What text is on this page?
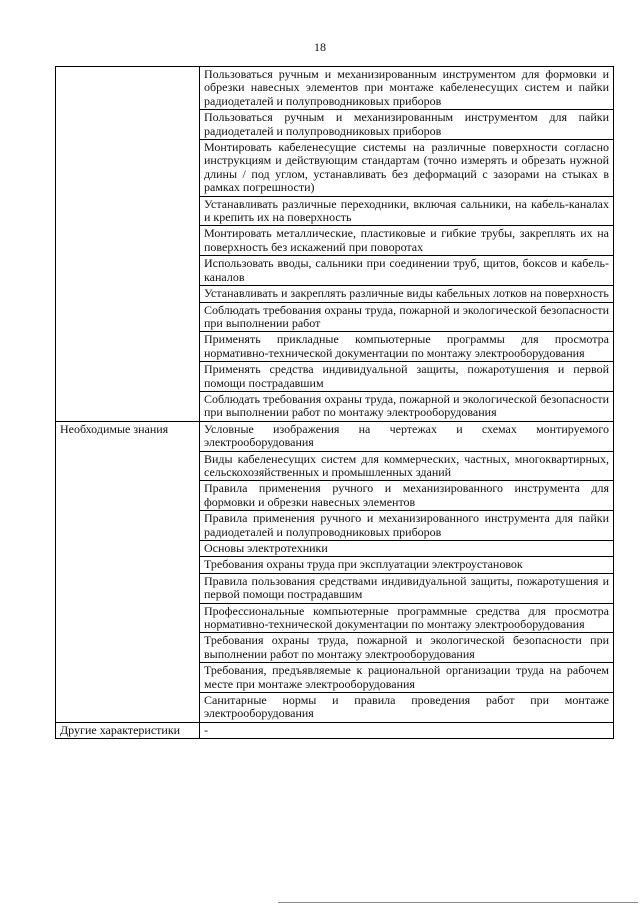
18

	Пользоваться ручным и механизированным инструментом для формовки и обрезки навесных элементов при монтаже кабеленесущих систем и пайки радиодеталей и полупроводниковых приборов

	Пользоваться ручным и механизированным инструментом для пайки радиодеталей и полупроводниковых приборов

	Монтировать кабеленесущие системы на различные поверхности согласно инструкциям и действующим стандартам (точно измерять и обрезать нужной длины / под углом, устанавливать без деформаций с зазорами на стыках в рамках погрешности)

	Устанавливать различные переходники, включая сальники, на кабель-каналах и крепить их на поверхность

	Монтировать металлические, пластиковые и гибкие трубы, закреплять их на поверхность без искажений при поворотах

	Использовать вводы, сальники при соединении труб, щитов, боксов и кабель-каналов

	Устанавливать и закреплять различные виды кабельных лотков на поверхность

	Соблюдать требования охраны труда, пожарной и экологической безопасности при выполнении работ

	Применять прикладные компьютерные программы для просмотра нормативно-технической документации по монтажу электрооборудования

	Применять средства индивидуальной защиты, пожаротушения и первой помощи пострадавшим

	Соблюдать требования охраны труда, пожарной и экологической безопасности при выполнении работ по монтажу электрооборудования

Необходимые знания	Условные изображения на чертежах и схемах монтируемого электрооборудования

	Виды кабеленесущих систем для коммерческих, частных, многоквартирных, сельскохозяйственных и промышленных зданий

	Правила применения ручного и механизированного инструмента для формовки и обрезки навесных элементов

	Правила применения ручного и механизированного инструмента для пайки радиодеталей и полупроводниковых приборов

	Основы электротехники

	Требования охраны труда при эксплуатации электроустановок

	Правила пользования средствами индивидуальной защиты, пожаротушения и первой помощи пострадавшим

	Профессиональные компьютерные программные средства для просмотра нормативно-технической документации по монтажу электрооборудования

	Требования охраны труда, пожарной и экологической безопасности при выполнении работ по монтажу электрооборудования

	Требования, предъявляемые к рациональной организации труда на рабочем месте при монтаже электрооборудования

	Санитарные нормы и правила проведения работ при монтаже электрооборудования

Другие характеристики	-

» Required task: Pictures don't belong in the copy. Transcribe every record exactly as it appears.

» Result of this exercise:
What text is on this page?
18

	Пользоваться ручным и механизированным инструментом для формовки и обрезки навесных элементов при монтаже кабеленесущих систем и пайки радиодеталей и полупроводниковых приборов

	Пользоваться ручным и механизированным инструментом для пайки радиодеталей и полупроводниковых приборов

	Монтировать кабеленесущие системы на различные поверхности согласно инструкциям и действующим стандартам (точно измерять и обрезать нужной длины / под углом, устанавливать без деформаций с зазорами на стыках в рамках погрешности)

	Устанавливать различные переходники, включая сальники, на кабель-каналах и крепить их на поверхность

	Монтировать металлические, пластиковые и гибкие трубы, закреплять их на поверхность без искажений при поворотах

	Использовать вводы, сальники при соединении труб, щитов, боксов и кабель-каналов

	Устанавливать и закреплять различные виды кабельных лотков на поверхность

	Соблюдать требования охраны труда, пожарной и экологической безопасности при выполнении работ

	Применять прикладные компьютерные программы для просмотра нормативно-технической документации по монтажу электрооборудования

	Применять средства индивидуальной защиты, пожаротушения и первой помощи пострадавшим

	Соблюдать требования охраны труда, пожарной и экологической безопасности при выполнении работ по монтажу электрооборудования

Необходимые знания	Условные изображения на чертежах и схемах монтируемого электрооборудования

	Виды кабеленесущих систем для коммерческих, частных, многоквартирных, сельскохозяйственных и промышленных зданий

	Правила применения ручного и механизированного инструмента для формовки и обрезки навесных элементов

	Правила применения ручного и механизированного инструмента для пайки радиодеталей и полупроводниковых приборов

	Основы электротехники

	Требования охраны труда при эксплуатации электроустановок

	Правила пользования средствами индивидуальной защиты, пожаротушения и первой помощи пострадавшим

	Профессиональные компьютерные программные средства для просмотра нормативно-технической документации по монтажу электрооборудования

	Требования охраны труда, пожарной и экологической безопасности при выполнении работ по монтажу электрооборудования

	Требования, предъявляемые к рациональной организации труда на рабочем месте при монтаже электрооборудования

	Санитарные нормы и правила проведения работ при монтаже электрооборудования

Другие характеристики	-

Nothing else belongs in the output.